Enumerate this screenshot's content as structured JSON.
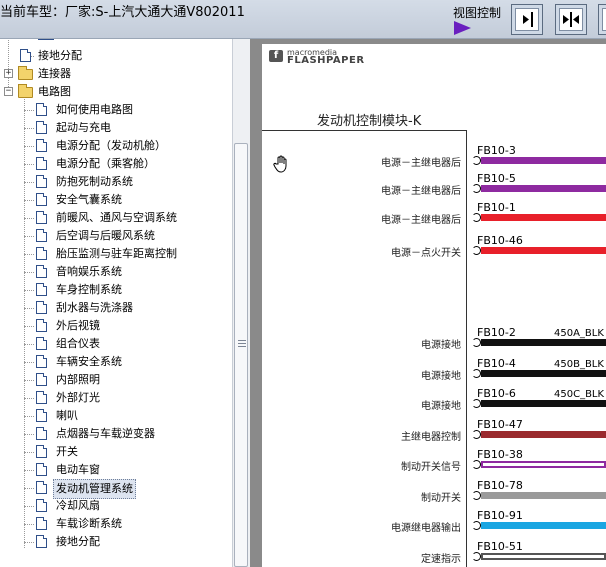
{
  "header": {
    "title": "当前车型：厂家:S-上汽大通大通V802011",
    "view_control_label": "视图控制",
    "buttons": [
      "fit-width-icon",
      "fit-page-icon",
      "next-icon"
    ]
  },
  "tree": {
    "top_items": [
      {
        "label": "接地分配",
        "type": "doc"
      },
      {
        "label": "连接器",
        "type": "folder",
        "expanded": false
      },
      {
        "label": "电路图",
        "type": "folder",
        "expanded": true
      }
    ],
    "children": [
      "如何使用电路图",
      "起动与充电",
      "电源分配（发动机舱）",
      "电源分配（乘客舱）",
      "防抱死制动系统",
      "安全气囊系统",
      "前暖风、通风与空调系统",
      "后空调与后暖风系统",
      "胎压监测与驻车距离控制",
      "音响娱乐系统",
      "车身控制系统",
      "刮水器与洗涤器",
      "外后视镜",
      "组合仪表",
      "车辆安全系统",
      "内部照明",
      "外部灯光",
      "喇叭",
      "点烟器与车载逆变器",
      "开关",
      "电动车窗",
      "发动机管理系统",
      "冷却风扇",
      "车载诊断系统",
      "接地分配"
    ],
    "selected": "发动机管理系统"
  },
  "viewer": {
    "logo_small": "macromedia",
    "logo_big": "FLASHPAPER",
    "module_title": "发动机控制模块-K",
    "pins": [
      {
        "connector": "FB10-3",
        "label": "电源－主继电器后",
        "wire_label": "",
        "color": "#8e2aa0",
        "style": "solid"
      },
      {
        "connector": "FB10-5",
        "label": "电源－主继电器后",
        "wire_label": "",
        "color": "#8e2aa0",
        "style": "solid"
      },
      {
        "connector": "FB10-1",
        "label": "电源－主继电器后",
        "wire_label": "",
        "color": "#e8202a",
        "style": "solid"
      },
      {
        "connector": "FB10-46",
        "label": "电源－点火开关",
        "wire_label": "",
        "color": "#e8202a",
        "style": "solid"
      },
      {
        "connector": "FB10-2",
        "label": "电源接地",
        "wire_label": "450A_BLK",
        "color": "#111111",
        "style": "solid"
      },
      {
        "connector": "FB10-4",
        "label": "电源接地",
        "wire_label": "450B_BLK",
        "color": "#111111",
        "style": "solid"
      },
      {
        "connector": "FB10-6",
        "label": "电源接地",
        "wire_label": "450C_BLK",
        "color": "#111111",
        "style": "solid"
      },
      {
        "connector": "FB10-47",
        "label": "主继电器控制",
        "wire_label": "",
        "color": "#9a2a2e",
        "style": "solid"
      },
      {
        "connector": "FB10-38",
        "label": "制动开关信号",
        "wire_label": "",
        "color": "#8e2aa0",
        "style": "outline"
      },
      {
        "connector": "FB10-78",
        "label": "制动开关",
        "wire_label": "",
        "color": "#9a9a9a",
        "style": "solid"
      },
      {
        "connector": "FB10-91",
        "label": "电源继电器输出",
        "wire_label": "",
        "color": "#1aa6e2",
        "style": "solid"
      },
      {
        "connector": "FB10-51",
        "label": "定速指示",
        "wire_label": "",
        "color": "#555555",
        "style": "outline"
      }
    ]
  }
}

☆ ☆ ☆

Quote each line of the listing exactly, but leave the pictures out.

Enumerate this screenshot's content as structured JSON.
{
  "header": {
    "title": "当前车型：厂家:S-上汽大通大通V802011",
    "view_control_label": "视图控制",
    "buttons": [
      "fit-width-icon",
      "fit-page-icon",
      "next-icon"
    ]
  },
  "tree": {
    "top_items": [
      {
        "label": "接地分配",
        "type": "doc"
      },
      {
        "label": "连接器",
        "type": "folder",
        "expanded": false
      },
      {
        "label": "电路图",
        "type": "folder",
        "expanded": true
      }
    ],
    "children": [
      "如何使用电路图",
      "起动与充电",
      "电源分配（发动机舱）",
      "电源分配（乘客舱）",
      "防抱死制动系统",
      "安全气囊系统",
      "前暖风、通风与空调系统",
      "后空调与后暖风系统",
      "胎压监测与驻车距离控制",
      "音响娱乐系统",
      "车身控制系统",
      "刮水器与洗涤器",
      "外后视镜",
      "组合仪表",
      "车辆安全系统",
      "内部照明",
      "外部灯光",
      "喇叭",
      "点烟器与车载逆变器",
      "开关",
      "电动车窗",
      "发动机管理系统",
      "冷却风扇",
      "车载诊断系统",
      "接地分配"
    ],
    "selected": "发动机管理系统"
  },
  "viewer": {
    "logo_small": "macromedia",
    "logo_big": "FLASHPAPER",
    "module_title": "发动机控制模块-K",
    "pins": [
      {
        "connector": "FB10-3",
        "label": "电源－主继电器后",
        "wire_label": "",
        "color": "#8e2aa0",
        "style": "solid"
      },
      {
        "connector": "FB10-5",
        "label": "电源－主继电器后",
        "wire_label": "",
        "color": "#8e2aa0",
        "style": "solid"
      },
      {
        "connector": "FB10-1",
        "label": "电源－主继电器后",
        "wire_label": "",
        "color": "#e8202a",
        "style": "solid"
      },
      {
        "connector": "FB10-46",
        "label": "电源－点火开关",
        "wire_label": "",
        "color": "#e8202a",
        "style": "solid"
      },
      {
        "connector": "FB10-2",
        "label": "电源接地",
        "wire_label": "450A_BLK",
        "color": "#111111",
        "style": "solid"
      },
      {
        "connector": "FB10-4",
        "label": "电源接地",
        "wire_label": "450B_BLK",
        "color": "#111111",
        "style": "solid"
      },
      {
        "connector": "FB10-6",
        "label": "电源接地",
        "wire_label": "450C_BLK",
        "color": "#111111",
        "style": "solid"
      },
      {
        "connector": "FB10-47",
        "label": "主继电器控制",
        "wire_label": "",
        "color": "#9a2a2e",
        "style": "solid"
      },
      {
        "connector": "FB10-38",
        "label": "制动开关信号",
        "wire_label": "",
        "color": "#8e2aa0",
        "style": "outline"
      },
      {
        "connector": "FB10-78",
        "label": "制动开关",
        "wire_label": "",
        "color": "#9a9a9a",
        "style": "solid"
      },
      {
        "connector": "FB10-91",
        "label": "电源继电器输出",
        "wire_label": "",
        "color": "#1aa6e2",
        "style": "solid"
      },
      {
        "connector": "FB10-51",
        "label": "定速指示",
        "wire_label": "",
        "color": "#555555",
        "style": "outline"
      }
    ]
  }
}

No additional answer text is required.